> _SHORT EXERCISE_
Which lines hold the string "will"? Copy every one of them.

### MATERIAL SUPPLIED

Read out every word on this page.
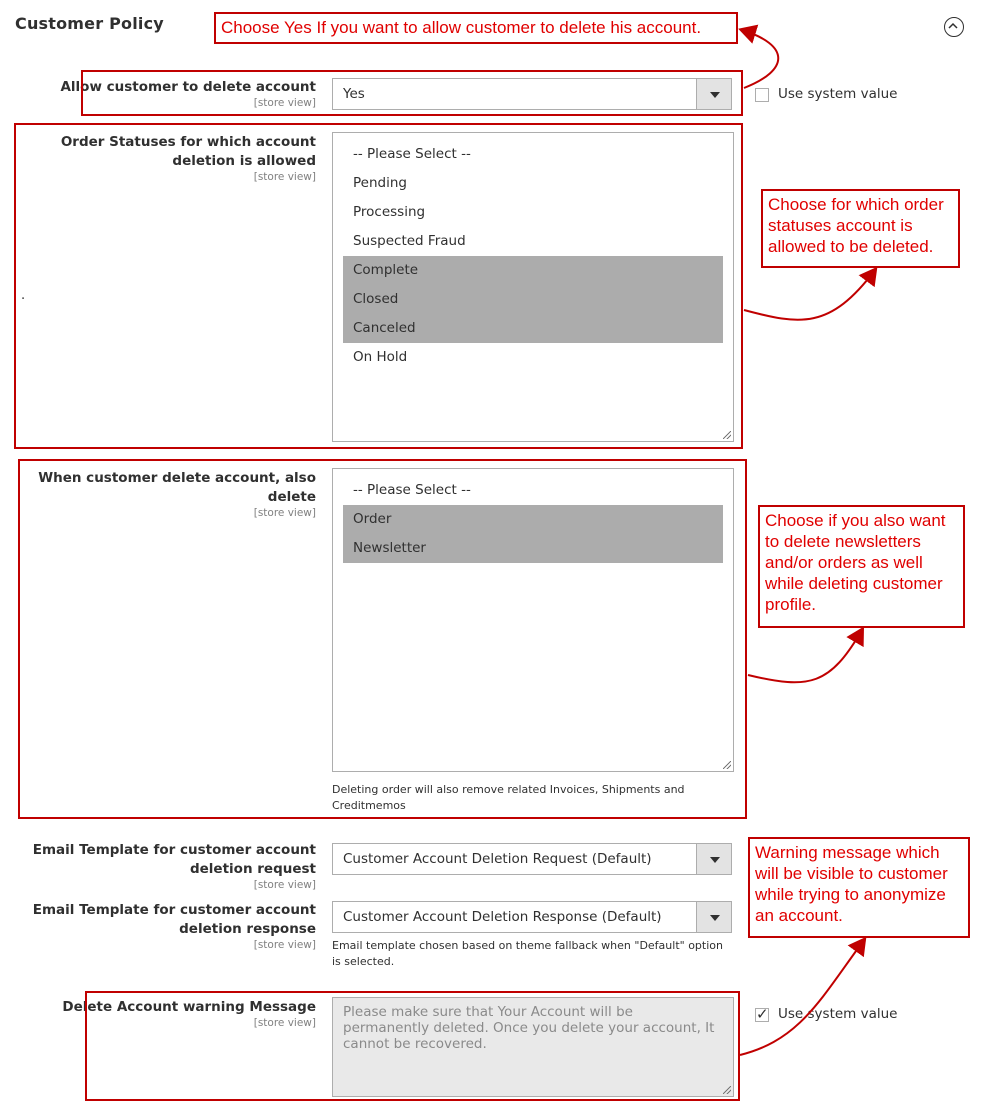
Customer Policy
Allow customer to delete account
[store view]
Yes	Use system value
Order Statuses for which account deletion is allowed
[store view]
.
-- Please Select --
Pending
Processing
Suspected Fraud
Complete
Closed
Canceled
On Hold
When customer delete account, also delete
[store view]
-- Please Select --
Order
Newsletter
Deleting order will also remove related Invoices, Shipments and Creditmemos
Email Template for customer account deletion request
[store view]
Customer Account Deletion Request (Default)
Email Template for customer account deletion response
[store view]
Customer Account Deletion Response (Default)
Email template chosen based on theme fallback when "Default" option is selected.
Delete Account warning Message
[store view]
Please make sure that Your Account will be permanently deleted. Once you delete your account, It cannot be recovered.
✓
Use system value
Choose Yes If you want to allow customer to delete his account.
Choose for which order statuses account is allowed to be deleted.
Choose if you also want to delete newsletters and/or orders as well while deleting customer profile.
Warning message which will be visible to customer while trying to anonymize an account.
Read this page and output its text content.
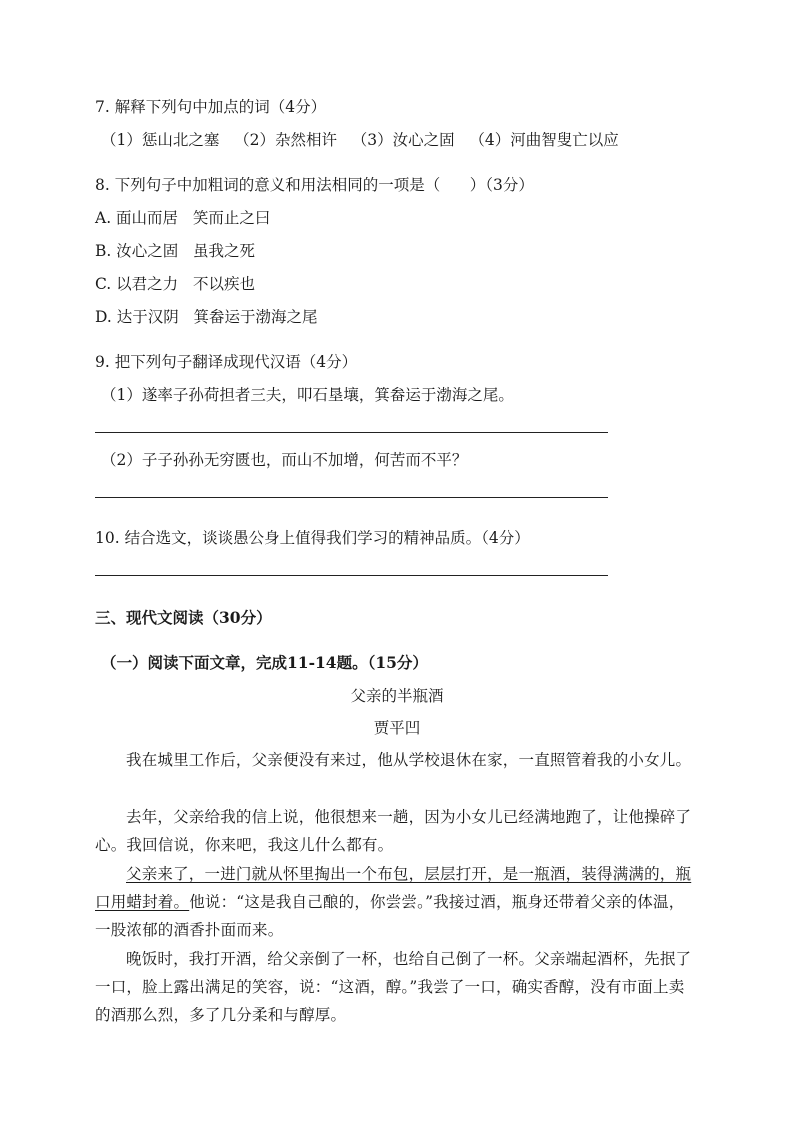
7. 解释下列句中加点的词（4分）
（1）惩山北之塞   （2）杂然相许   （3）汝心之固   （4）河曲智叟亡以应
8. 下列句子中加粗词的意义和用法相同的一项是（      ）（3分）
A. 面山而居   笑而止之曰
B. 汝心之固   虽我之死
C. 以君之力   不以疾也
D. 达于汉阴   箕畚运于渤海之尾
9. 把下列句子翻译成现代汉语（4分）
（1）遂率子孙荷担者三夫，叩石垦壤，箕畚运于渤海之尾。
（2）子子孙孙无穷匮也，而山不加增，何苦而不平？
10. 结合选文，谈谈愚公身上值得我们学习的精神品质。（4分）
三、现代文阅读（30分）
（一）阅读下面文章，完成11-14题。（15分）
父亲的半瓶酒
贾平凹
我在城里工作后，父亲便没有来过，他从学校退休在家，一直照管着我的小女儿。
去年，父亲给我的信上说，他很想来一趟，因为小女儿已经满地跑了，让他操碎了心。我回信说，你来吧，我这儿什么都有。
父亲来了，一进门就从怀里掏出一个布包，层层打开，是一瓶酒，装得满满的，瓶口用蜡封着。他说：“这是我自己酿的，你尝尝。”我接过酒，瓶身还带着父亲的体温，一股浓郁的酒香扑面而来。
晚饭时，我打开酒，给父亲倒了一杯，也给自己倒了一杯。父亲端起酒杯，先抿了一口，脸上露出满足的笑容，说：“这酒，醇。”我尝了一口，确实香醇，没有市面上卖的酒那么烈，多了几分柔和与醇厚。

######
### MATERIAL SUPPLIED

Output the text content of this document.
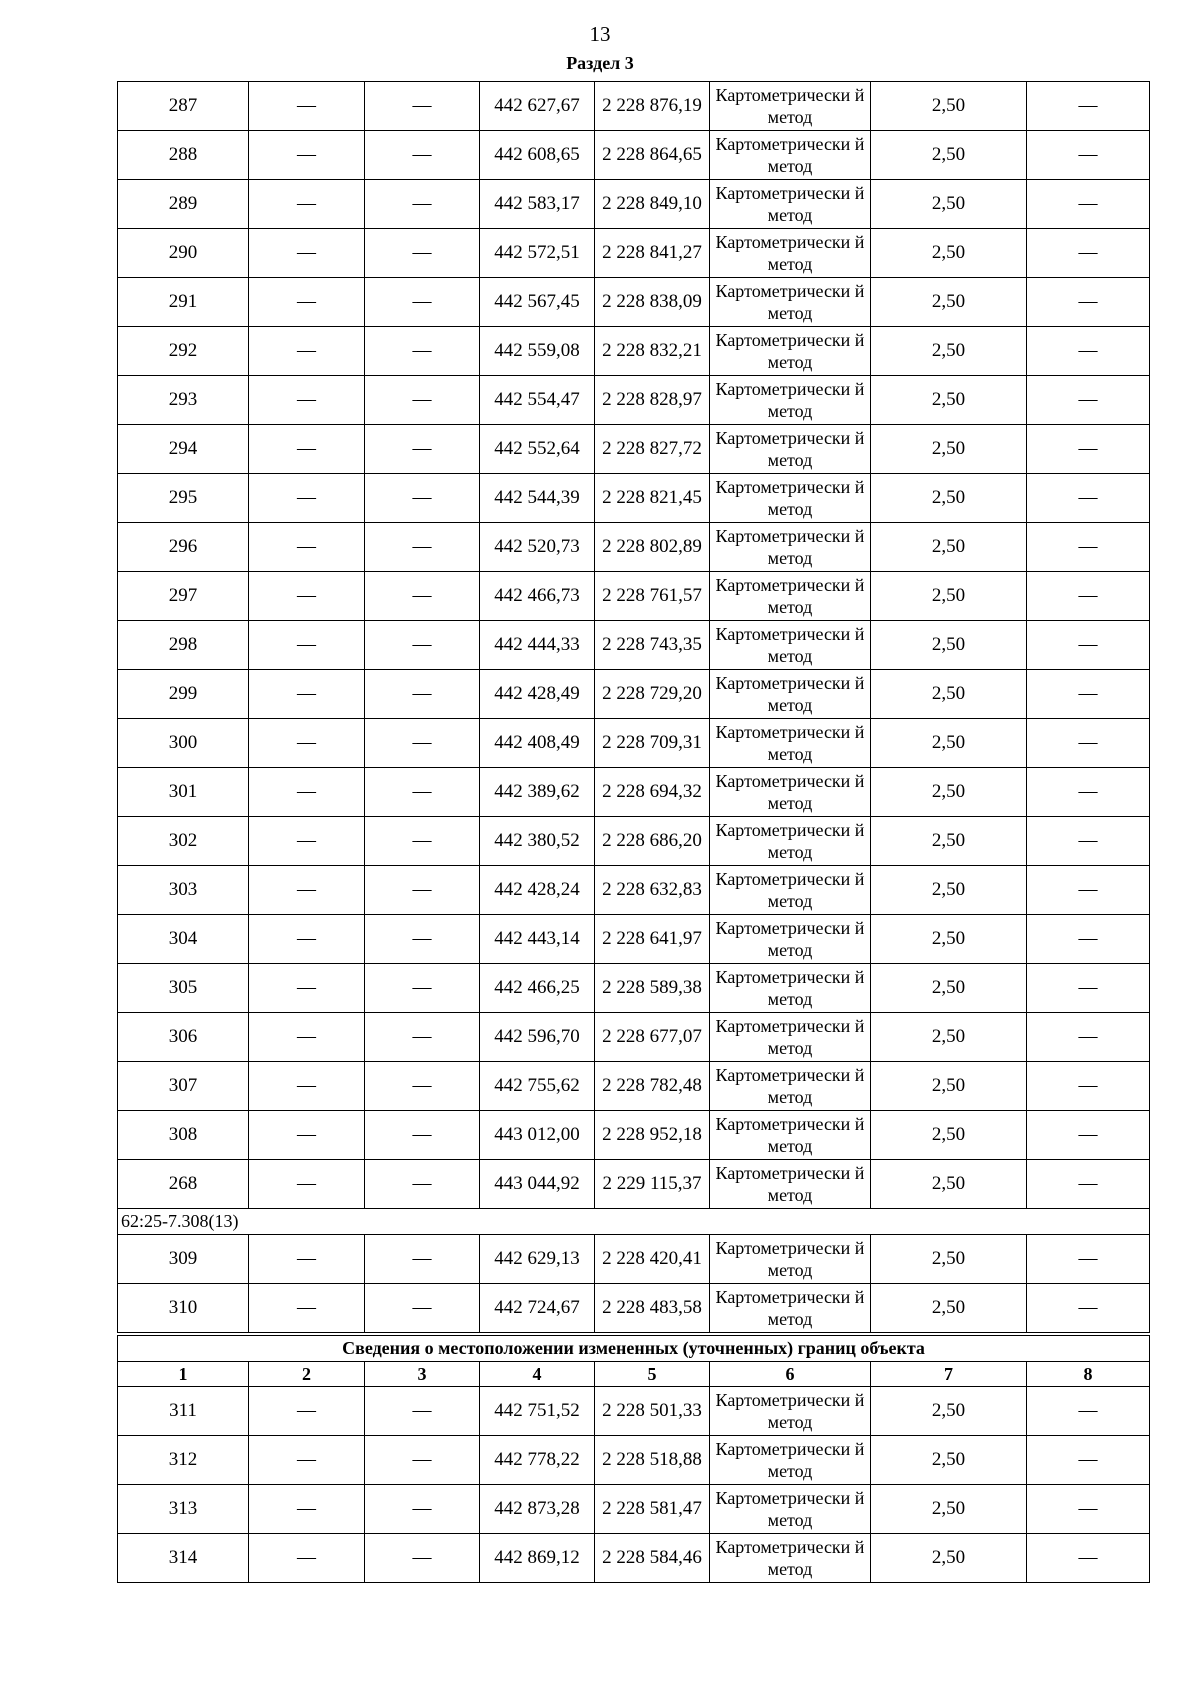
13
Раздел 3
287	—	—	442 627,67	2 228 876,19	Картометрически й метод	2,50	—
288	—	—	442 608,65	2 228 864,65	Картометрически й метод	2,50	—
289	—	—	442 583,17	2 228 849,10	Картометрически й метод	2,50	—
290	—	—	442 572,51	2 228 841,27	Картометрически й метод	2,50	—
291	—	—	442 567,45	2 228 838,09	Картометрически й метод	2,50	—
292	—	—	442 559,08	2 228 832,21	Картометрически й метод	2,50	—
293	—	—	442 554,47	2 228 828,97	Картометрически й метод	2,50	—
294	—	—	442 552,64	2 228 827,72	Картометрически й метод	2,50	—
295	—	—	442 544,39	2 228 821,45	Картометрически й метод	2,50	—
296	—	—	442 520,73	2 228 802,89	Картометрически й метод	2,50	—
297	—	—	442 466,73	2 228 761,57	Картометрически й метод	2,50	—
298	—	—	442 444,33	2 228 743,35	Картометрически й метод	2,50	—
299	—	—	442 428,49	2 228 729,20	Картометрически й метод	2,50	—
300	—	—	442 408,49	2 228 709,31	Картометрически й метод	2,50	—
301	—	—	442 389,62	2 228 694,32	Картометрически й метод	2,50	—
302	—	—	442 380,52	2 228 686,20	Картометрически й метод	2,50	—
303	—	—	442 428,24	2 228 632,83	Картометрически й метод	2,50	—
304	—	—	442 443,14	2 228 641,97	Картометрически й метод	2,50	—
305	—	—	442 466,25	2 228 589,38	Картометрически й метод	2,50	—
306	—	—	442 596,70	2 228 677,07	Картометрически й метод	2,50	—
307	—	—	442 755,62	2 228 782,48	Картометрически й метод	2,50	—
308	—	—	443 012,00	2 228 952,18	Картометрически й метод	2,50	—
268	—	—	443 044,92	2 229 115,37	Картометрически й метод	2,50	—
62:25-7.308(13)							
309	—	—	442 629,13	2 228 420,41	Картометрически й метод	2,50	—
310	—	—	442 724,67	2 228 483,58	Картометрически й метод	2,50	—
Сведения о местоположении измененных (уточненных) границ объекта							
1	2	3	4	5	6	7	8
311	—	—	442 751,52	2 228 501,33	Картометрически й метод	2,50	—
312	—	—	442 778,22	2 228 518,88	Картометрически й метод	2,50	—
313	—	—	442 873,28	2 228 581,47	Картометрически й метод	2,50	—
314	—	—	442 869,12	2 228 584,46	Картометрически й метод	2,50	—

######

> _RESPONSE TO THE EXERCISE_
Deleting order will also remove related Invoices, Shipments and Creditmemos
Please make sure that Your Account will be permanently deleted. Once you delete your account, It cannot be recovered.
Warning message which will be visible to customer while trying to anonymize an account.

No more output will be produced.